**TASK GOAL:** Pull each line holding the word "name" from the data.

**SUPPLIED DATA:**
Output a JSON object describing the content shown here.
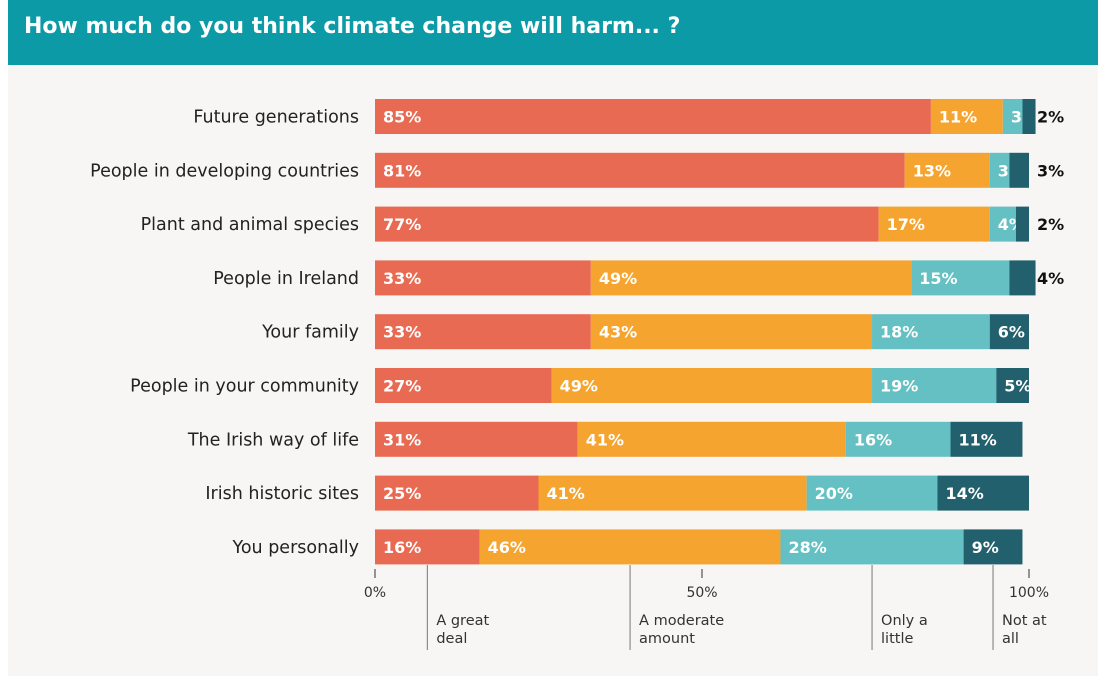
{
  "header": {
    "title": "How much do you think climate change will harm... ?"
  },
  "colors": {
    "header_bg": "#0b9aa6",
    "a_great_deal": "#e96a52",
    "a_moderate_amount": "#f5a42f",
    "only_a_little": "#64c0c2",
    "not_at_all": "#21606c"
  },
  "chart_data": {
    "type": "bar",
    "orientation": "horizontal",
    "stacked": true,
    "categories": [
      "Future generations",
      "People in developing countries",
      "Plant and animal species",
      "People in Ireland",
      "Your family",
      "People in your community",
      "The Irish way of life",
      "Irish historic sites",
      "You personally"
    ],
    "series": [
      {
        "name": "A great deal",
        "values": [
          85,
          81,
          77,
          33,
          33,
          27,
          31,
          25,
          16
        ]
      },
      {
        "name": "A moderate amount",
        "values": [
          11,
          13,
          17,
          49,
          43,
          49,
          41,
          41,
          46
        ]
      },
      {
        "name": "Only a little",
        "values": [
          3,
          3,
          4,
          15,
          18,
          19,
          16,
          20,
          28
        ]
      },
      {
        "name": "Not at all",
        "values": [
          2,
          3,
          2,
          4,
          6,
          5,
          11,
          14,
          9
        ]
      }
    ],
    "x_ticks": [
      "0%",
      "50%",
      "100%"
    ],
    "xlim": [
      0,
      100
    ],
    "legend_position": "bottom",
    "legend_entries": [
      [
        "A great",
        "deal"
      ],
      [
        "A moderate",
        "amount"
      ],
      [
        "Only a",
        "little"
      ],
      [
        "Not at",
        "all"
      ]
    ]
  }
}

**OUTPUT FOR THIS EXERCISE:**
        "name": "A great deal",
        "name": "A moderate amount",
        "name": "Only a little",
        "name": "Not at all",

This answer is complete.